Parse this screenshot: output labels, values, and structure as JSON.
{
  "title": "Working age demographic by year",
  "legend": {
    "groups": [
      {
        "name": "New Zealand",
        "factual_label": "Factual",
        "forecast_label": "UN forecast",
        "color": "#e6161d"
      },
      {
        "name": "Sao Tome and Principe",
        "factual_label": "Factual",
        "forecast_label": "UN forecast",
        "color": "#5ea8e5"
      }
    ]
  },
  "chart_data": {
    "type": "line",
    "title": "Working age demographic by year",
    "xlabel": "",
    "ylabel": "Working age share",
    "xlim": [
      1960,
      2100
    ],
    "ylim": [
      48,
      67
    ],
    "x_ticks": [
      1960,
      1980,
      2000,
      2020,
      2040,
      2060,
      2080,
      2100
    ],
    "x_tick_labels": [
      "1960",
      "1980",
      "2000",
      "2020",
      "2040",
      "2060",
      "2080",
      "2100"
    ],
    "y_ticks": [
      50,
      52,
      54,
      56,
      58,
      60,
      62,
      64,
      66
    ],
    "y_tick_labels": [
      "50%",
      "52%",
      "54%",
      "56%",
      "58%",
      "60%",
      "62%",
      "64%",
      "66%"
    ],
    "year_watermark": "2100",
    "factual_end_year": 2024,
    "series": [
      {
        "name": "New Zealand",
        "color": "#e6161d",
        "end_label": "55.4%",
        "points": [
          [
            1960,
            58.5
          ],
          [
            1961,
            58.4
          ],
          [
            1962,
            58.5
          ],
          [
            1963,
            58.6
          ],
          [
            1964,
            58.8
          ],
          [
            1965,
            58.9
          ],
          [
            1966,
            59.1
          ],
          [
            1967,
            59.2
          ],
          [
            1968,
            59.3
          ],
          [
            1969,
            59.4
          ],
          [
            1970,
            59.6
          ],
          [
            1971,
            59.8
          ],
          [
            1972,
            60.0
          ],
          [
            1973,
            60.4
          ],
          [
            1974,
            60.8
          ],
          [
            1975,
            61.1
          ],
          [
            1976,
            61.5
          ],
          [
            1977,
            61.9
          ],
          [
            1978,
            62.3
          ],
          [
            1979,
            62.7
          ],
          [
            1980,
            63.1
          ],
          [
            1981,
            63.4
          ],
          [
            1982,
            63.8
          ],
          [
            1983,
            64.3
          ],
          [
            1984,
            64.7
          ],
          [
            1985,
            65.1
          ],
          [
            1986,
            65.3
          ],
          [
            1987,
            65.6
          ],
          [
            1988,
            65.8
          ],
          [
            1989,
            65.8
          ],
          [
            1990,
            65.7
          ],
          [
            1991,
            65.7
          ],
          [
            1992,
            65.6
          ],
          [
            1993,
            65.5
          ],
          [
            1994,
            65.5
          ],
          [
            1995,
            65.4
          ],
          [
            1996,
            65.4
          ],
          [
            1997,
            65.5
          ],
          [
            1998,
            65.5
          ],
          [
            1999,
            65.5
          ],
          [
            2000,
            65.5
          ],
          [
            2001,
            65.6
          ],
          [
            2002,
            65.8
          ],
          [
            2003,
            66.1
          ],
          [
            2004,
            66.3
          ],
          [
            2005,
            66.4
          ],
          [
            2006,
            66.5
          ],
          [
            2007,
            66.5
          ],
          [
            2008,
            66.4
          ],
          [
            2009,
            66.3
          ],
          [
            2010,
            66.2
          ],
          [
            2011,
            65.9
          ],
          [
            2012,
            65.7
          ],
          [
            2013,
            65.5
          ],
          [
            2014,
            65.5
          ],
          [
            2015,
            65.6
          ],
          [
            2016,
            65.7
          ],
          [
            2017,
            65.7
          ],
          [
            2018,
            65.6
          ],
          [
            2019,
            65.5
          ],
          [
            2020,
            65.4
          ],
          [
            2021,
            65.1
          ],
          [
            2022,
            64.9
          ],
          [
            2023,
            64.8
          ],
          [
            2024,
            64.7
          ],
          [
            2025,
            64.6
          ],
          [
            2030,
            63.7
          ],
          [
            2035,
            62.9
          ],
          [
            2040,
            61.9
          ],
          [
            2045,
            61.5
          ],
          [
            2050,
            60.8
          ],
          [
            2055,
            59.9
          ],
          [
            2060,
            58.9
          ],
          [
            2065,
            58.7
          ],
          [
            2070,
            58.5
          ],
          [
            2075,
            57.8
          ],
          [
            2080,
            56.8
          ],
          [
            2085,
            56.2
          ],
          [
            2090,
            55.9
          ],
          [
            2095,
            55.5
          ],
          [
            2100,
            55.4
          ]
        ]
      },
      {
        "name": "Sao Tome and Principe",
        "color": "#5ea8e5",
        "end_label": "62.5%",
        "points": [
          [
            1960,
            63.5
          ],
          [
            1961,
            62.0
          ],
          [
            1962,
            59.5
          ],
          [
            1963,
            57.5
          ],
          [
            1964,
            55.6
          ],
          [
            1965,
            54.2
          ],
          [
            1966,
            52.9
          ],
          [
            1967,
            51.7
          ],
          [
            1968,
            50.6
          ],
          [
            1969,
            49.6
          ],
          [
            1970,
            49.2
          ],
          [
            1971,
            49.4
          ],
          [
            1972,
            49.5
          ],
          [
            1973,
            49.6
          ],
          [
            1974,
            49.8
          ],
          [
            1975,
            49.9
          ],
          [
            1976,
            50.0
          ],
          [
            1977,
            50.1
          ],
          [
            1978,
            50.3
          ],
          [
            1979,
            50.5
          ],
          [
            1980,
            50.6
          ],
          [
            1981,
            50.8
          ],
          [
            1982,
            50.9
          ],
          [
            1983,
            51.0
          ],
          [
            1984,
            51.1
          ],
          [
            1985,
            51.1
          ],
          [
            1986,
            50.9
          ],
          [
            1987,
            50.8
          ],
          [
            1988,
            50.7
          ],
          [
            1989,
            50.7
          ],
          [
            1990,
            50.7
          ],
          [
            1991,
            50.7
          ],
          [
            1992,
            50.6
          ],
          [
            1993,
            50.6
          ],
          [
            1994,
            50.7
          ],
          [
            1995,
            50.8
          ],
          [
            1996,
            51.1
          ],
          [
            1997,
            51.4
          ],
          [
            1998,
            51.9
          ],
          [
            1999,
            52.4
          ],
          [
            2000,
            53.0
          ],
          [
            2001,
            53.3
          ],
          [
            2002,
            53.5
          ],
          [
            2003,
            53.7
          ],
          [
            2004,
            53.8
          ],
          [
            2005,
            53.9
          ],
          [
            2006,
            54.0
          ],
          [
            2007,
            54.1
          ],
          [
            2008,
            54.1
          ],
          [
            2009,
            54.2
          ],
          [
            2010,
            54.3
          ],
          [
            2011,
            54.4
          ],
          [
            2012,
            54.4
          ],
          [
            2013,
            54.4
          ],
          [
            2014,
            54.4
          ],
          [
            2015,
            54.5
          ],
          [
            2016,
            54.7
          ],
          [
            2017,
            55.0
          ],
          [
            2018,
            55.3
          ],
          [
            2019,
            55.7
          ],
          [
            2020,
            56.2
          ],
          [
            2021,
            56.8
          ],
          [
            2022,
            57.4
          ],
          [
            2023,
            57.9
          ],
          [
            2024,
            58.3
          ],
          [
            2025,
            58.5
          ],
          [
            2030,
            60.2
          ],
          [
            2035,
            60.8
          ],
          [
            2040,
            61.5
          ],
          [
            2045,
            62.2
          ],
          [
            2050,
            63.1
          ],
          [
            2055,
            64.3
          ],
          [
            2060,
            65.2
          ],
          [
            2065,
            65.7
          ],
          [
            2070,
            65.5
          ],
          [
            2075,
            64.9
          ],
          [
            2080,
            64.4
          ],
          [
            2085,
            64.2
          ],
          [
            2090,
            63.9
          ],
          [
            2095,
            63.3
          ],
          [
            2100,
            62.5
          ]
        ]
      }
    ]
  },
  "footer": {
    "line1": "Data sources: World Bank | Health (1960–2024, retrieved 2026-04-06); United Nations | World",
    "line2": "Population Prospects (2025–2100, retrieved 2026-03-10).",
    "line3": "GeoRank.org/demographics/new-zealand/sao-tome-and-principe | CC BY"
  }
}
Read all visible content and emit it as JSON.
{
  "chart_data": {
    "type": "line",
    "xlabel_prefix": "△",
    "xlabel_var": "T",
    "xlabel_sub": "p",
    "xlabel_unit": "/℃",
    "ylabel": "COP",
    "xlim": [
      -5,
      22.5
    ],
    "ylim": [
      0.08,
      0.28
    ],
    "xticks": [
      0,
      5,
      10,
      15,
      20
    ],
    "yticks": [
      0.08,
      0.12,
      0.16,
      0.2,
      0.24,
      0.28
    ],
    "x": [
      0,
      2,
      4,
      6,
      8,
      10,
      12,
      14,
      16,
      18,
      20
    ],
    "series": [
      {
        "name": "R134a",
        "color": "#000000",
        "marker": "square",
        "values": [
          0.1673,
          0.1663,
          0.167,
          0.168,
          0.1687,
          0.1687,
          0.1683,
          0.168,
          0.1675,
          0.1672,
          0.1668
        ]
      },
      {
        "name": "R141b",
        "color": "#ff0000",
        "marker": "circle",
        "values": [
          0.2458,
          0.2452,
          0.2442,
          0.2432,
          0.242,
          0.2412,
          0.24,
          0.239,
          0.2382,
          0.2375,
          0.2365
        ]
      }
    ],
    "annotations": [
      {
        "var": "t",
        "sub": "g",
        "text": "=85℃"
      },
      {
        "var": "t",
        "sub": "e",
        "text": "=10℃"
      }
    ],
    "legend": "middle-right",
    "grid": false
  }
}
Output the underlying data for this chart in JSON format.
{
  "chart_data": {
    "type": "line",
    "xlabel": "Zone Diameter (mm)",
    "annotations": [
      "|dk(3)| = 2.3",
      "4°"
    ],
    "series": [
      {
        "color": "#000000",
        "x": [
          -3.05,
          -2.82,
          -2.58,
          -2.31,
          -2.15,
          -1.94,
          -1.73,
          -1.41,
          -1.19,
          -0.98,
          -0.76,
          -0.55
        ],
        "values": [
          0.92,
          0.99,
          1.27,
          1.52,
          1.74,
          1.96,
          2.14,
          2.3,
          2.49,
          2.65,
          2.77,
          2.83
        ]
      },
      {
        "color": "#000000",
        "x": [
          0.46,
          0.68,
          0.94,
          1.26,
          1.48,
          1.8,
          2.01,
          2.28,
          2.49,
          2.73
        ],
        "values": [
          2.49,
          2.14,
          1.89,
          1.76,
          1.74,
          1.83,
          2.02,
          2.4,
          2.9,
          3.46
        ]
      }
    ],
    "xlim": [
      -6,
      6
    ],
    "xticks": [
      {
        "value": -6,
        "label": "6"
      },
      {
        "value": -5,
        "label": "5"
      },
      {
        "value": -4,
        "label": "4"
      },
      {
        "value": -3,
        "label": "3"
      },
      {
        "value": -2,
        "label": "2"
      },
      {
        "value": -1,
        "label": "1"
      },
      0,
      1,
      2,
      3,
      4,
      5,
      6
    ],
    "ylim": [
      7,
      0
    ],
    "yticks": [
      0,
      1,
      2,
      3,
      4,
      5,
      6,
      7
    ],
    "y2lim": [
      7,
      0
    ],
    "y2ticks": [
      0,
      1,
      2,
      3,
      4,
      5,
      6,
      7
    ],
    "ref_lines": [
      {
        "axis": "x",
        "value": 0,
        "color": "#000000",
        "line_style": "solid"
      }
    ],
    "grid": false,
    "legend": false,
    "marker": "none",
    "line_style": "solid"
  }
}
○ ○ ○ ○
- Problem:
Copy out every line of the data that includes the word "ylabel".

- Solution:
    "ylabel": "Working age share",
    "ylabel": "COP",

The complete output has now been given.